The data:
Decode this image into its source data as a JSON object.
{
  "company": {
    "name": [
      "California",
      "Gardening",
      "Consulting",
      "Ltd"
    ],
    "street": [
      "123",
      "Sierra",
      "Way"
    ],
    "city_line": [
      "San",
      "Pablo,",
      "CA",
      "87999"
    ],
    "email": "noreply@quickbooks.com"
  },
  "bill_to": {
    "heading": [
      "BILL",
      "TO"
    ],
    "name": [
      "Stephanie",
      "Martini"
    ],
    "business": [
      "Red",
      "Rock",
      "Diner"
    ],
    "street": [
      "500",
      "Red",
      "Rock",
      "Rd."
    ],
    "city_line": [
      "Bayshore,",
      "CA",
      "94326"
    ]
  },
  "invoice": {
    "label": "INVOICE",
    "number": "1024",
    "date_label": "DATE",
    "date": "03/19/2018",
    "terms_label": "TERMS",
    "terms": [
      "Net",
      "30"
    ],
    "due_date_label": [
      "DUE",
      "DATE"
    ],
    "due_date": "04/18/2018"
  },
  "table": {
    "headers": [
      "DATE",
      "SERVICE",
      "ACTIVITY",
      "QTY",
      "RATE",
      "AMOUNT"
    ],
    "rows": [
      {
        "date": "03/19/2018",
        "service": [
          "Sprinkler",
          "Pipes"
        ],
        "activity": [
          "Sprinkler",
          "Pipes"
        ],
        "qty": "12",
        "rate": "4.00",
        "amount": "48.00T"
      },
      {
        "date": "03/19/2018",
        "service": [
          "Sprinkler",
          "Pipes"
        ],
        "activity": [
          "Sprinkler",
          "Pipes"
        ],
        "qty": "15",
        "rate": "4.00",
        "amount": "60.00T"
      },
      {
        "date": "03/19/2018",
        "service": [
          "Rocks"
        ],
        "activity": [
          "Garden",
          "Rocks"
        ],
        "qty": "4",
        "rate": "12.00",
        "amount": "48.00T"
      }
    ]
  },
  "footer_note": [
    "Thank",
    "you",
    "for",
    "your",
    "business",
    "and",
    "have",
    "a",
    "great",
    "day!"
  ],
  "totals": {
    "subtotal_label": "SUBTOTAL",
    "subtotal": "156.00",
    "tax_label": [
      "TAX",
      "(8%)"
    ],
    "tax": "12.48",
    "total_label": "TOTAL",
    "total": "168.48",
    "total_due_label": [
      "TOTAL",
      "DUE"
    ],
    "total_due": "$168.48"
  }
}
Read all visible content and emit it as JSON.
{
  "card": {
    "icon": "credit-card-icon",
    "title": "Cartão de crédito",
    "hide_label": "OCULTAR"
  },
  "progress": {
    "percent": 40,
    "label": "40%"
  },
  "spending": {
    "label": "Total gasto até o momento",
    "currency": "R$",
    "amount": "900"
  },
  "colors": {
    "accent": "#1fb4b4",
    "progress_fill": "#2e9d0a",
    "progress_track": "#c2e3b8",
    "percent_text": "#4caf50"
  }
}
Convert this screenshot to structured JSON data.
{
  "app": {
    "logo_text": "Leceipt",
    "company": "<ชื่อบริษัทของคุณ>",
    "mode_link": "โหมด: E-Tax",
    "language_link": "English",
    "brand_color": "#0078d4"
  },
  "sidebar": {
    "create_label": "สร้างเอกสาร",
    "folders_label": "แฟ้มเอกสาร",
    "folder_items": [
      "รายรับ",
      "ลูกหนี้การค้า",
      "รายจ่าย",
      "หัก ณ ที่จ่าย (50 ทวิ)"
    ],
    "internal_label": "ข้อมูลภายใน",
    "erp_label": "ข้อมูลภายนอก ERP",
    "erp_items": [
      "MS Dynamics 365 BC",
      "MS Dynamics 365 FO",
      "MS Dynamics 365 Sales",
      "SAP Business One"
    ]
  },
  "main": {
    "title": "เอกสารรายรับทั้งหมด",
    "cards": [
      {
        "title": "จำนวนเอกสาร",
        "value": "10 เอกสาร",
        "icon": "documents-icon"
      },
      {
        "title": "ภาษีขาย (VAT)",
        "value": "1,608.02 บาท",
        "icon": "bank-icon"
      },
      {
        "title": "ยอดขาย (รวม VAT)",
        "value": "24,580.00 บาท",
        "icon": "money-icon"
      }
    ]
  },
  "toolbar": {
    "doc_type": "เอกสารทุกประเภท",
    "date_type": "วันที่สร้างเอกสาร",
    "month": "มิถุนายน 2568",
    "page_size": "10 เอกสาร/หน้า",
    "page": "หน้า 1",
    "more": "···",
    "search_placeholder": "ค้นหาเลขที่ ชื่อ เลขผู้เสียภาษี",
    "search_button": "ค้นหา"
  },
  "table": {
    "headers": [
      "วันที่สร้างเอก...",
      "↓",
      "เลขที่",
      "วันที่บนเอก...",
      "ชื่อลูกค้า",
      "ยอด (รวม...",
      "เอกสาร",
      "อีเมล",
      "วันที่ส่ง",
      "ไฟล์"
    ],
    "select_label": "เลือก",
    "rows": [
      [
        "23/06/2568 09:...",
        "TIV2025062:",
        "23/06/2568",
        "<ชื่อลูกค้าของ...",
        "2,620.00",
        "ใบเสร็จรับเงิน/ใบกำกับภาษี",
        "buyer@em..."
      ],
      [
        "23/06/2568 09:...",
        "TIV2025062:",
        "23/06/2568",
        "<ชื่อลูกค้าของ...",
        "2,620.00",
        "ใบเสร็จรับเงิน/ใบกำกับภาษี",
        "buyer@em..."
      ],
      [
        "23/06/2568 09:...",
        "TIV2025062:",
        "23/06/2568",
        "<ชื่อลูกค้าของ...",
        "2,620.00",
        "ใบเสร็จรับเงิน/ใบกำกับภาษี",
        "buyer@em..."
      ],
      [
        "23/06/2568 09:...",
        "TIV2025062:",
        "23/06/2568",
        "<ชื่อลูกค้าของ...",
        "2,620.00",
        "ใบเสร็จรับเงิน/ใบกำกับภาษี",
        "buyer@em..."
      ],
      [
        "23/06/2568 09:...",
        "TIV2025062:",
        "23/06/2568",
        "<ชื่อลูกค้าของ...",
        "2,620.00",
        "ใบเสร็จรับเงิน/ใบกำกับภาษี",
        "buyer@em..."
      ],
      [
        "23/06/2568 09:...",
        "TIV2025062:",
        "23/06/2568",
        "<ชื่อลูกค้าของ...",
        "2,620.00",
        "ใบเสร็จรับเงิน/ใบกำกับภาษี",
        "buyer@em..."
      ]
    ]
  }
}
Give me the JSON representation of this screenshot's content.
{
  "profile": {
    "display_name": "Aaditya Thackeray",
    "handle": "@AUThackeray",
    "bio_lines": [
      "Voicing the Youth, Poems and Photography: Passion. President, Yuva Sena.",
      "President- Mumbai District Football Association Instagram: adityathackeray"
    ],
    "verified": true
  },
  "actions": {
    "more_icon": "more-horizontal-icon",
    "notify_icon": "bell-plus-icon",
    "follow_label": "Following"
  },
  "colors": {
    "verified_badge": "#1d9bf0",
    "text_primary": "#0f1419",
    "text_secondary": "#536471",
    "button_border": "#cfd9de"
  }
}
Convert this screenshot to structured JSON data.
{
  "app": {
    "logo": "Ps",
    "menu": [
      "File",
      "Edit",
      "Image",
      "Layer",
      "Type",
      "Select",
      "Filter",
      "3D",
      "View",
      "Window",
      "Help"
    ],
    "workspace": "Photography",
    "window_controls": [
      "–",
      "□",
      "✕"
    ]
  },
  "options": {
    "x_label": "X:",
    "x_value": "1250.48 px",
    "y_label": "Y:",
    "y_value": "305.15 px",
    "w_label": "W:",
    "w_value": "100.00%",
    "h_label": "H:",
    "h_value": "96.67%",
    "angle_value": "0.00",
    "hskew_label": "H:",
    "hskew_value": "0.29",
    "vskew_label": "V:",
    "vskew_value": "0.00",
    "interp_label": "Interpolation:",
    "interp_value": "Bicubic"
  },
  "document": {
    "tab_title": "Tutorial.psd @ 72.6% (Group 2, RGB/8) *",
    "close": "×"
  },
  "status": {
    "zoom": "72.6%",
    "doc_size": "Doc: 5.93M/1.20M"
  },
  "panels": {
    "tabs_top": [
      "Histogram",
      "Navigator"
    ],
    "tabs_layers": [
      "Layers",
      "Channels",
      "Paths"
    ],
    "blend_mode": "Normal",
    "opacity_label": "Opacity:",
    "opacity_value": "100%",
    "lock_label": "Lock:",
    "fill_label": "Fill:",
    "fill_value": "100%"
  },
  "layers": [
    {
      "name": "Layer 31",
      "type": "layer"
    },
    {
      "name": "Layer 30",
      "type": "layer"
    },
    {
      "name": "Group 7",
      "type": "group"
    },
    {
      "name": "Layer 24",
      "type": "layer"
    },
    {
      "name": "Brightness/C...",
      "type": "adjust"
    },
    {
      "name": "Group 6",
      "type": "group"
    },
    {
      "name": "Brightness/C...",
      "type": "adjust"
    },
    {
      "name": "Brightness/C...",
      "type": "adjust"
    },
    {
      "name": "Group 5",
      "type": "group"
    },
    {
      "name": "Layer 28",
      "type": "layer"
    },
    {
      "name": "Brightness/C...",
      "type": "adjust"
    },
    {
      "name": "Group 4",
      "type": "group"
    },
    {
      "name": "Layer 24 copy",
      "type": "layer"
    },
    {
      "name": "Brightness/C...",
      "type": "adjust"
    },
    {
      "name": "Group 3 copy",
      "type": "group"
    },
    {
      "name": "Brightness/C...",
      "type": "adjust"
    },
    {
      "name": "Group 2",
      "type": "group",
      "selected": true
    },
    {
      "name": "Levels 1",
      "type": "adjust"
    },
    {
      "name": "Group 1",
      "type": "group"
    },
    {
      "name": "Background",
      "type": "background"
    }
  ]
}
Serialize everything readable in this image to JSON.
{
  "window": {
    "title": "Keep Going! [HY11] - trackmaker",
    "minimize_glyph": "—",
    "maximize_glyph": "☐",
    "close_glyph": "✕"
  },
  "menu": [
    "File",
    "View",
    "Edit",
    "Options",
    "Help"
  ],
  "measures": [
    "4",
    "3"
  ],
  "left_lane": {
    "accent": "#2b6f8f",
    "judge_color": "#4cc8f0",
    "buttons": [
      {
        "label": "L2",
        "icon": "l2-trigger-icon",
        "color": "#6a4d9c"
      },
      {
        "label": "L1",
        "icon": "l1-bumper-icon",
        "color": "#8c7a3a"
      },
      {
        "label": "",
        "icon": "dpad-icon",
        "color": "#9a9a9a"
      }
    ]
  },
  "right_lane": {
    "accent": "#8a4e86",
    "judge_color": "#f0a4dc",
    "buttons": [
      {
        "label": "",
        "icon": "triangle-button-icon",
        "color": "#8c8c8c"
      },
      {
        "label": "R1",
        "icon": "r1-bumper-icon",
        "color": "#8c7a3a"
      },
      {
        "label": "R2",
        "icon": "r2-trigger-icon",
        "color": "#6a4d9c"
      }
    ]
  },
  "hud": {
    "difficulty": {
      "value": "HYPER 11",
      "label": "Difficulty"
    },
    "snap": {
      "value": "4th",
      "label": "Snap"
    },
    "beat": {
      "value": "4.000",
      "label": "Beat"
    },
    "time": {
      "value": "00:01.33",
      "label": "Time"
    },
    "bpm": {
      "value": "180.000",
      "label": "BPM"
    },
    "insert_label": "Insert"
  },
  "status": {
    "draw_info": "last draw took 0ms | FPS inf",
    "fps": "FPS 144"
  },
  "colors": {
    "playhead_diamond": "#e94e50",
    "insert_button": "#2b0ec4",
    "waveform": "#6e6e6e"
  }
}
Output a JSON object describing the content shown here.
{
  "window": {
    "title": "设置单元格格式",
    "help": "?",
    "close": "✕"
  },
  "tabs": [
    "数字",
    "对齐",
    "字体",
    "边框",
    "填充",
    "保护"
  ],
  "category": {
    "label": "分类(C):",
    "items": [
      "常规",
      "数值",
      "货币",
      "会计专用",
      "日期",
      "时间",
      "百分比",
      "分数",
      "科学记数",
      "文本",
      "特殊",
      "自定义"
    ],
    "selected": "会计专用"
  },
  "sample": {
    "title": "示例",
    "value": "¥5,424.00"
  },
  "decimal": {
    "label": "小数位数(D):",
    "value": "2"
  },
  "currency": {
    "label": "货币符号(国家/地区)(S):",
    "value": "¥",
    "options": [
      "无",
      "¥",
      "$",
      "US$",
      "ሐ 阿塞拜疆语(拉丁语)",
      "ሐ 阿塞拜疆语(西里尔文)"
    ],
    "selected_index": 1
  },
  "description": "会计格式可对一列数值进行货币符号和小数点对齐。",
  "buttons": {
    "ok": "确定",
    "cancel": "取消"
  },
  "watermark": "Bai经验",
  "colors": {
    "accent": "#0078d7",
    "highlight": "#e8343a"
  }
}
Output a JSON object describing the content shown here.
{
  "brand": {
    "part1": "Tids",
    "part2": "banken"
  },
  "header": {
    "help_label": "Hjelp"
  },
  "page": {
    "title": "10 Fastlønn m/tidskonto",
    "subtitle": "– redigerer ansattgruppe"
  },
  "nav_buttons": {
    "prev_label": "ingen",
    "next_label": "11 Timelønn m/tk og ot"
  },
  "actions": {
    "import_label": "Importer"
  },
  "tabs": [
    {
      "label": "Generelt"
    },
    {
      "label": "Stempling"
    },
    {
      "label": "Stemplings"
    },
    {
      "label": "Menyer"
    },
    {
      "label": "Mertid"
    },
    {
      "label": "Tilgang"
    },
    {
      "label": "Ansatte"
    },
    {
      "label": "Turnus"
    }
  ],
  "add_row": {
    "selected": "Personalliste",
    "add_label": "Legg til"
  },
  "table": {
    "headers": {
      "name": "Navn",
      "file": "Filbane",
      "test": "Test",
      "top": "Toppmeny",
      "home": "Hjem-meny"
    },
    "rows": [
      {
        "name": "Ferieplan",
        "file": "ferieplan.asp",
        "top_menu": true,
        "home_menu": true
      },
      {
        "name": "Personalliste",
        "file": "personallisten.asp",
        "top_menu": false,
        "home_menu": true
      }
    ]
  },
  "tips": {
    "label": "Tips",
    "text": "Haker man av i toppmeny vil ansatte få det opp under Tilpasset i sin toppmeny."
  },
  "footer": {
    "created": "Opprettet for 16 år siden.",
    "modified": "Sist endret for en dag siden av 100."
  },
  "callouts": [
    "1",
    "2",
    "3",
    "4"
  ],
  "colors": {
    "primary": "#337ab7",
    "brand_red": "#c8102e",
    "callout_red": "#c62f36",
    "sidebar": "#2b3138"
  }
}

Aim: Copy every single line of the material above that holds "accent".

In response:
    "accent": "#1fb4b4",
    "accent": "#2b6f8f",
    "accent": "#8a4e86",
    "accent": "#0078d7",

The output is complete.